[Start GIVEN DATA]
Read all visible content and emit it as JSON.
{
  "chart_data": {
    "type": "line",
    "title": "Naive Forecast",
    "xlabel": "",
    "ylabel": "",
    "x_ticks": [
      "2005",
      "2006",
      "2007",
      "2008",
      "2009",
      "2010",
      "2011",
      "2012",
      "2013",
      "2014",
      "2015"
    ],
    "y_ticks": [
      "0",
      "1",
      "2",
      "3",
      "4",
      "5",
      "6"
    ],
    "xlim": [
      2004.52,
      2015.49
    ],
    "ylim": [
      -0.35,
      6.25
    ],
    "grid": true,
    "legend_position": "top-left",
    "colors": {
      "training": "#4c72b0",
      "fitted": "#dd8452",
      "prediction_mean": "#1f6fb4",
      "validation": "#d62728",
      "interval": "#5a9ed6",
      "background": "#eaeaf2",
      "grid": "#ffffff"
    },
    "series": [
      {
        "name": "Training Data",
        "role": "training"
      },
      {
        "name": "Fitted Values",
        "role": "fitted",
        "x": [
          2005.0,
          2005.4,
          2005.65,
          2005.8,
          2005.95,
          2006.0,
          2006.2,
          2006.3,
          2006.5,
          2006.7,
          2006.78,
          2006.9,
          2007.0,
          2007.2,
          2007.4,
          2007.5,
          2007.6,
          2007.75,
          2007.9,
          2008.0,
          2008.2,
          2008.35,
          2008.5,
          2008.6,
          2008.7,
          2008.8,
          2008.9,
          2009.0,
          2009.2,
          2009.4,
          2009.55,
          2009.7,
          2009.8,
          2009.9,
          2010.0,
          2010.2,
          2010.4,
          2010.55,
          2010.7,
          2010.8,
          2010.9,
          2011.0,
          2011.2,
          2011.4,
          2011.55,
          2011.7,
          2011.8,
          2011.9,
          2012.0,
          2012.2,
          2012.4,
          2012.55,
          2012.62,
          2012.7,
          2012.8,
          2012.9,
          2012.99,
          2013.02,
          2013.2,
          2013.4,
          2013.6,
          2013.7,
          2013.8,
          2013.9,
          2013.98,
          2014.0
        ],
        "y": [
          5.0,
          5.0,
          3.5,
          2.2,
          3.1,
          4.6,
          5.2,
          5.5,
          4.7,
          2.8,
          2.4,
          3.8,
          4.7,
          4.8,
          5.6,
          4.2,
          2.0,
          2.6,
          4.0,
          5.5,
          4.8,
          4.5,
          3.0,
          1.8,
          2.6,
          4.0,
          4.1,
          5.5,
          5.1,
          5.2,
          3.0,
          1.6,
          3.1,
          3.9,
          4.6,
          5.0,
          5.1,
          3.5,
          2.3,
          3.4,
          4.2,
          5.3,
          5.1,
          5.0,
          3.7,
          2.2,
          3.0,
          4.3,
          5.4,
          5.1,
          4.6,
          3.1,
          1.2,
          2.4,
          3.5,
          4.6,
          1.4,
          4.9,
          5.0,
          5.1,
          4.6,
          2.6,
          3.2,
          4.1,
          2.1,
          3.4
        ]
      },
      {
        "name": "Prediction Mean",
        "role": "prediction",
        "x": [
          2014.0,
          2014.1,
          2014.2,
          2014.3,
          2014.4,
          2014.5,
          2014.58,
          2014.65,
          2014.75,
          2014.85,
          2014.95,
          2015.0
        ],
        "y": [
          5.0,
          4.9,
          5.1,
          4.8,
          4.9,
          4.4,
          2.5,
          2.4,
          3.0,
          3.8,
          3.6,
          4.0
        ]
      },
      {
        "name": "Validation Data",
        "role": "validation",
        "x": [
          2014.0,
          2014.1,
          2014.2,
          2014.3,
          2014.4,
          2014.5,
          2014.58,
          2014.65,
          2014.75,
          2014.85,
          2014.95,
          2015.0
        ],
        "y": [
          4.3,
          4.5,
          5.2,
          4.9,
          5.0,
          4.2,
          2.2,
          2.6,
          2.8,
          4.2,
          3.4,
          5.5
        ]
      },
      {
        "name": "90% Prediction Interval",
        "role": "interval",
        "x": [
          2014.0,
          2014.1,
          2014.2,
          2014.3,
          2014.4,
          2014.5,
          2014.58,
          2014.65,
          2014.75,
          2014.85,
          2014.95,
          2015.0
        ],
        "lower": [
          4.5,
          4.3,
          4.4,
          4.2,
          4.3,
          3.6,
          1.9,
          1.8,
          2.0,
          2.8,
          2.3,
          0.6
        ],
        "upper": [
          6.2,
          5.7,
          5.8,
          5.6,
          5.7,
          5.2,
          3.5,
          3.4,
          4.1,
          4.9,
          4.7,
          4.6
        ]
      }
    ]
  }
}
[End GIVEN DATA]
→ OBJECTIVE: Reproduce every line from the entries that holds the word "role".

→ EXERCISE RESPONSE:
        "role": "training"
        "role": "fitted",
        "role": "prediction",
        "role": "validation",
        "role": "interval",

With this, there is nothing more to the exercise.